(Entries from a dataset)
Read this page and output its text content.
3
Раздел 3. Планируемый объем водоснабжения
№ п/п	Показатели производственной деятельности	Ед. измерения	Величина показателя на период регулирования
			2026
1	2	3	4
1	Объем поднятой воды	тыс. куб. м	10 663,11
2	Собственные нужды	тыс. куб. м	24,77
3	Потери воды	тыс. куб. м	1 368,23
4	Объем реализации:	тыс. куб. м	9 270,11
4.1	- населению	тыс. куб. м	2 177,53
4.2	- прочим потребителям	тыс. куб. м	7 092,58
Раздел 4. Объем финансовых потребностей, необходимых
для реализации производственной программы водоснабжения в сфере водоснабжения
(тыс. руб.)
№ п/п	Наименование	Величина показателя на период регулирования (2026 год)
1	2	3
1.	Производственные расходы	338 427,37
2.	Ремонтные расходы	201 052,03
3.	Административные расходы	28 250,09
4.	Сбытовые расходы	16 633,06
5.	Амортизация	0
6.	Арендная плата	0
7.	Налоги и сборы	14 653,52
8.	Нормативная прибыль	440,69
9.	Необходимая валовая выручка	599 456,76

**Written instruction:** Reproduce each entry word for word.

**Complete answer:**
Read this page and output its text content.
3
Раздел 3. Планируемый объем водоснабжения
№ п/п	Показатели производственной деятельности	Ед. измерения	Величина показателя на период регулирования
			2026
1	2	3	4
1	Объем поднятой воды	тыс. куб. м	10 663,11
2	Собственные нужды	тыс. куб. м	24,77
3	Потери воды	тыс. куб. м	1 368,23
4	Объем реализации:	тыс. куб. м	9 270,11
4.1	- населению	тыс. куб. м	2 177,53
4.2	- прочим потребителям	тыс. куб. м	7 092,58
Раздел 4. Объем финансовых потребностей, необходимых
для реализации производственной программы водоснабжения в сфере водоснабжения
(тыс. руб.)
№ п/п	Наименование	Величина показателя на период регулирования (2026 год)
1	2	3
1.	Производственные расходы	338 427,37
2.	Ремонтные расходы	201 052,03
3.	Административные расходы	28 250,09
4.	Сбытовые расходы	16 633,06
5.	Амортизация	0
6.	Арендная плата	0
7.	Налоги и сборы	14 653,52
8.	Нормативная прибыль	440,69
9.	Необходимая валовая выручка	599 456,76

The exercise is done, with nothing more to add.